## INSTRUCTIONS FOR THE TASK
From the material below, list every line containing "järjestelmän".

## SUPPLIED ENTRIES
----------
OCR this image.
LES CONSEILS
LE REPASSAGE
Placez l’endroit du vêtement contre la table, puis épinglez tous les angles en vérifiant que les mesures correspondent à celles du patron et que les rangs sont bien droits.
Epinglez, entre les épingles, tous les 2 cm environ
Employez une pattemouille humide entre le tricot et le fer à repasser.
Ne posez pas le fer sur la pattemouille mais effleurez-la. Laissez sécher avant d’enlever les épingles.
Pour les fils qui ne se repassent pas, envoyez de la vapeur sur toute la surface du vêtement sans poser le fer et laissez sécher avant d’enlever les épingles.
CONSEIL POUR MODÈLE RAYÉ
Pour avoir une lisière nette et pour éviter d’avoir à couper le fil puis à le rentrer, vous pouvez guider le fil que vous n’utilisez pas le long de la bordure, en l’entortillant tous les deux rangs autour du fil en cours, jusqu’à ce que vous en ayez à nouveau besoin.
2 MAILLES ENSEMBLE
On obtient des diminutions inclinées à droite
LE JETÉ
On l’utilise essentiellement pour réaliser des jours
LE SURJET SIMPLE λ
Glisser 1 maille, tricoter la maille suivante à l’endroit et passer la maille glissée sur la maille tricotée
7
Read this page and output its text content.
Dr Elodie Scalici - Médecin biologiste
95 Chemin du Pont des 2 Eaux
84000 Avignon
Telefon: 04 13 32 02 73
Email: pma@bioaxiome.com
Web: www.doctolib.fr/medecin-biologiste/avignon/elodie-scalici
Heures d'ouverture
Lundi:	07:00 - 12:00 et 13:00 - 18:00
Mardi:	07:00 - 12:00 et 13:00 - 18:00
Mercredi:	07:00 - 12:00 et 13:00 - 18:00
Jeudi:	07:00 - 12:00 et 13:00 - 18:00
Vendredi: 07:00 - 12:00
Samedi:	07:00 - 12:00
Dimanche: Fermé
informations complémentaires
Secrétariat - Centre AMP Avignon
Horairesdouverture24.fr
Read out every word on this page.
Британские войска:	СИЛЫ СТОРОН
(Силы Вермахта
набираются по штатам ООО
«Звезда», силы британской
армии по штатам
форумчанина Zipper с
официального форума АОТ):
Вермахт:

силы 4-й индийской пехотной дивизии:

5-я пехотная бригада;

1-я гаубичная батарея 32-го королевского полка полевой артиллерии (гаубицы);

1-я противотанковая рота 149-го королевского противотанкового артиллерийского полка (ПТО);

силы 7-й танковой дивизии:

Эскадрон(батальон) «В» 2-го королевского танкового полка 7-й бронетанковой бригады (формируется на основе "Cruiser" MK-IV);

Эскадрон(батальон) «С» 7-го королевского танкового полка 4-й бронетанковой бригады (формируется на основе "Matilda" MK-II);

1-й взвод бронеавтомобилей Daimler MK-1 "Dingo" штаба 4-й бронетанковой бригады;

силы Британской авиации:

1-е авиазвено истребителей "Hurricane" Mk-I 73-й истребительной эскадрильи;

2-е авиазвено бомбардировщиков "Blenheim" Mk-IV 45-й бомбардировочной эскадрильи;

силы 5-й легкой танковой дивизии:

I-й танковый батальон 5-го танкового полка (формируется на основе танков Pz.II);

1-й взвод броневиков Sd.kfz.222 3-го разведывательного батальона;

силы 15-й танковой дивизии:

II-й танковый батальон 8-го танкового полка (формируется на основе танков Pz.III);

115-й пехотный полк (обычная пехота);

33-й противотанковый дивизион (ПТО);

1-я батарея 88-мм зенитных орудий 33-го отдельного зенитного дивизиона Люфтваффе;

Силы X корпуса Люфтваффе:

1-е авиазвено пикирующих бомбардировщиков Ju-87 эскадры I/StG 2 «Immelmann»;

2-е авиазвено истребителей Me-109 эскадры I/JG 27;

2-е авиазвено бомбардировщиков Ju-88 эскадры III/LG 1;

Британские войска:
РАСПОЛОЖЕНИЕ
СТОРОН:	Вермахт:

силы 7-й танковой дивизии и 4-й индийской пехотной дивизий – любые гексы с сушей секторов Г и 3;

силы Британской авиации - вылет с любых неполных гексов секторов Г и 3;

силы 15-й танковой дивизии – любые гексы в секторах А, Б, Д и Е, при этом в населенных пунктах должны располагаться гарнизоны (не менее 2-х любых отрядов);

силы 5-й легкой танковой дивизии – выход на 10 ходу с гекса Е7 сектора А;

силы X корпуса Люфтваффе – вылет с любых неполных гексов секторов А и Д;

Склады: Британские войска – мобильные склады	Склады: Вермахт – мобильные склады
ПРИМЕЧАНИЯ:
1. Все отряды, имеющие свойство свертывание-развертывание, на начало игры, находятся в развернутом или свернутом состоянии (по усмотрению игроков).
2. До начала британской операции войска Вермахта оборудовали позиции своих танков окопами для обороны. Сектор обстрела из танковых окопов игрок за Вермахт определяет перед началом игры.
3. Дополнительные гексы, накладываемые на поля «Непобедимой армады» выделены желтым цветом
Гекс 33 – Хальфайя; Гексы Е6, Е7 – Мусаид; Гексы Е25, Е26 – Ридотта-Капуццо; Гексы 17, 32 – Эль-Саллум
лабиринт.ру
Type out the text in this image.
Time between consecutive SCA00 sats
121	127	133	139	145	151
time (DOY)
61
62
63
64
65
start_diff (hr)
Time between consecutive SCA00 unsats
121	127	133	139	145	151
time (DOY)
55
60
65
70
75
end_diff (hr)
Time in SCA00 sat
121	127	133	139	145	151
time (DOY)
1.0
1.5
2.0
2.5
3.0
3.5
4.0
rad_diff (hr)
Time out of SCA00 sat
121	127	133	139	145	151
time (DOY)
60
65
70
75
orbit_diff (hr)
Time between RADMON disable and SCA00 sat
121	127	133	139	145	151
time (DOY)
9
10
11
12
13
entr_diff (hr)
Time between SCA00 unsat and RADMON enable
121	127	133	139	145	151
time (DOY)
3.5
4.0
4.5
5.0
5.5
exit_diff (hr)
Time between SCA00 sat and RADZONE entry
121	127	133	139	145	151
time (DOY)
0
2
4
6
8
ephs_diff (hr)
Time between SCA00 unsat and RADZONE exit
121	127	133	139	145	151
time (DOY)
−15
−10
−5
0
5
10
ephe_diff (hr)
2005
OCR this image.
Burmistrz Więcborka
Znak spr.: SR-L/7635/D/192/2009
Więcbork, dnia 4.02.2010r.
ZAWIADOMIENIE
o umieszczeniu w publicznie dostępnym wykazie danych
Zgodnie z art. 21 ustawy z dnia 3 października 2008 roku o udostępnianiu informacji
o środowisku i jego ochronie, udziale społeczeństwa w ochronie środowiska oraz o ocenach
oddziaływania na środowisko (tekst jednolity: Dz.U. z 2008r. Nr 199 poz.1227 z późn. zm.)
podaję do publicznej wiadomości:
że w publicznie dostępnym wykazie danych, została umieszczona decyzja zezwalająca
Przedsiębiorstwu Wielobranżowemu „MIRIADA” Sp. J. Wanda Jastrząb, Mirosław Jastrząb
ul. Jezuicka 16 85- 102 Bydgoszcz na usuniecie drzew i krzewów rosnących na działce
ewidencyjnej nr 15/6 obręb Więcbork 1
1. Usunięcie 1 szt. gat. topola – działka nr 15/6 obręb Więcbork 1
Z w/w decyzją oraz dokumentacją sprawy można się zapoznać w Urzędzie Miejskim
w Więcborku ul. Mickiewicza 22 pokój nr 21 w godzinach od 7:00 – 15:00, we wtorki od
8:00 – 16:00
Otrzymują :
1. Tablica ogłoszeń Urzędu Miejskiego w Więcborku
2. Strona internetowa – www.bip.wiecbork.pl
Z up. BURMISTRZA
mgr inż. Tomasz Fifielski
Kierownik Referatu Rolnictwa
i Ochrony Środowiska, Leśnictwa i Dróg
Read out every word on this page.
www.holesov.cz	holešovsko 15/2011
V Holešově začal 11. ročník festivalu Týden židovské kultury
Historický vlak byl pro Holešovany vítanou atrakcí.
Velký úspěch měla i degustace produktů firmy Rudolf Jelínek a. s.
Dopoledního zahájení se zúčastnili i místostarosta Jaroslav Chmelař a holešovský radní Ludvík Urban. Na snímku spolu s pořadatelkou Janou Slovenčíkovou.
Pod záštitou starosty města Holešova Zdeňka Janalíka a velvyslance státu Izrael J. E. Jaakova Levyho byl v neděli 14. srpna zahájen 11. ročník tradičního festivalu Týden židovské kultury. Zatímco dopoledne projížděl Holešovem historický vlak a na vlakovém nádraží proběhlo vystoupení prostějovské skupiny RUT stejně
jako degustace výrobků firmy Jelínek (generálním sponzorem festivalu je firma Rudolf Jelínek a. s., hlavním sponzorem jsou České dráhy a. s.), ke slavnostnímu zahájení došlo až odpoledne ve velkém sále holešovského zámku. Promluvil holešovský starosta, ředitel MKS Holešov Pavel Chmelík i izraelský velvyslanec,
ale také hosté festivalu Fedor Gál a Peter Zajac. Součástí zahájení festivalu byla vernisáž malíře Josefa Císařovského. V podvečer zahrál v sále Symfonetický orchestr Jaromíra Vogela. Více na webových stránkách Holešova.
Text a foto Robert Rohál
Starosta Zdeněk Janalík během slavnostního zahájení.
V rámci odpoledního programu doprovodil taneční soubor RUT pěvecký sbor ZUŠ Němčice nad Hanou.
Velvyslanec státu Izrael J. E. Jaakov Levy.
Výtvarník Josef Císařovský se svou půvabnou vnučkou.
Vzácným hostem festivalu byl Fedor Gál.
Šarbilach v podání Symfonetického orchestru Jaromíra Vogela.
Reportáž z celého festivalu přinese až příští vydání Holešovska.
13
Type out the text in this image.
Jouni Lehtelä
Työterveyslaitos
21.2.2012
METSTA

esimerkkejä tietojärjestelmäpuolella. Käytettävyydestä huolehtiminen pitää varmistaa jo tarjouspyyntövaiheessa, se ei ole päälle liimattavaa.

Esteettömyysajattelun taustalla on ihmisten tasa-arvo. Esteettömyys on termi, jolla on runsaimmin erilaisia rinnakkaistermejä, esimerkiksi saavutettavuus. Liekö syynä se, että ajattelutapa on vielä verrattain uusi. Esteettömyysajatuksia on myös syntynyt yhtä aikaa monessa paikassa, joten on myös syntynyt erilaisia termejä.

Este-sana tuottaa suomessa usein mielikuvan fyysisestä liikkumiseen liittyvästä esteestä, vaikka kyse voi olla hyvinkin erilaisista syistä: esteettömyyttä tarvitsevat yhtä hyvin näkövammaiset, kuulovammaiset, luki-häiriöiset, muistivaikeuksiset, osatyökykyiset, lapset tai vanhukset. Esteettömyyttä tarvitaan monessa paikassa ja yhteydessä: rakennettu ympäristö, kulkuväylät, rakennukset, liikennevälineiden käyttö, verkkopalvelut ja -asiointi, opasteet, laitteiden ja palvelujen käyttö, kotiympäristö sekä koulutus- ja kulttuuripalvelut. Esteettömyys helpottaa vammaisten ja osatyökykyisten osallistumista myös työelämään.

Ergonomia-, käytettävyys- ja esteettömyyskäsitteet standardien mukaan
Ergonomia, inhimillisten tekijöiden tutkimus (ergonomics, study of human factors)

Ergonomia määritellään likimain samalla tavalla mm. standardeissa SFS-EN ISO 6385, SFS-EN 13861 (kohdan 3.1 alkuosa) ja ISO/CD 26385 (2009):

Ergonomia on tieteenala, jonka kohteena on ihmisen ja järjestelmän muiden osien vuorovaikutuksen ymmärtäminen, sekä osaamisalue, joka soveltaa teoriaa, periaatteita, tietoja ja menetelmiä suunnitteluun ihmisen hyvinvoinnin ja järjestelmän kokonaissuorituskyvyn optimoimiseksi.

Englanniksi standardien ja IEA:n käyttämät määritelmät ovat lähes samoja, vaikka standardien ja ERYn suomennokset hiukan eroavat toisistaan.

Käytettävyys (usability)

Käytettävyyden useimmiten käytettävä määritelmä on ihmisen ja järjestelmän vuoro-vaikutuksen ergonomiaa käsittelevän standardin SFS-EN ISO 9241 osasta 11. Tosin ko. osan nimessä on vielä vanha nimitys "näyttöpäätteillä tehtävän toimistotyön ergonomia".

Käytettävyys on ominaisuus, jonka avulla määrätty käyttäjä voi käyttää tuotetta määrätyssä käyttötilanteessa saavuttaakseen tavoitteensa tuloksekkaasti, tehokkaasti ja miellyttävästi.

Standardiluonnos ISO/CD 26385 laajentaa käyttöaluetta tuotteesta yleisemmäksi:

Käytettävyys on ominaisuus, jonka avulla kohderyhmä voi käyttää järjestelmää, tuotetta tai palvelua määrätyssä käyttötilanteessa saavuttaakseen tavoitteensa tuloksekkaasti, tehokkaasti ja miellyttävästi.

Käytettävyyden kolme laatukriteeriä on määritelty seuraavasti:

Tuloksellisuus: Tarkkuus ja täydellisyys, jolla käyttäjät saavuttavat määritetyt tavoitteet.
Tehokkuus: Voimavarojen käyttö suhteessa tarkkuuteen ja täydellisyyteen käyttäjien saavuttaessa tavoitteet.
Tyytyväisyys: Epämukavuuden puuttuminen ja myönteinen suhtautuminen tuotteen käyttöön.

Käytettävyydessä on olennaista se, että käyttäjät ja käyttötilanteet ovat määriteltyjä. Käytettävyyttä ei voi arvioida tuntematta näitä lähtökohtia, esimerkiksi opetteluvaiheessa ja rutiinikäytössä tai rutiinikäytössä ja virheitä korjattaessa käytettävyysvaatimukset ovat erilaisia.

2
----------
## RESULT FOR THIS TASK
Ergonomia on tieteenala, jonka kohteena on ihmisen ja järjestelmän muiden osien vuorovaikutuksen ymmärtäminen, sekä osaamisalue, joka soveltaa teoriaa, periaatteita, tietoja ja menetelmiä suunnitteluun ihmisen hyvinvoinnin ja järjestelmän kokonaissuorituskyvyn optimoimiseksi.
Käytettävyyden useimmiten käytettävä määritelmä on ihmisen ja järjestelmän vuoro-vaikutuksen ergonomiaa käsittelevän standardin SFS-EN ISO 9241 osasta 11. Tosin ko. osan nimessä on vielä vanha nimitys "näyttöpäätteillä tehtävän toimistotyön ergonomia".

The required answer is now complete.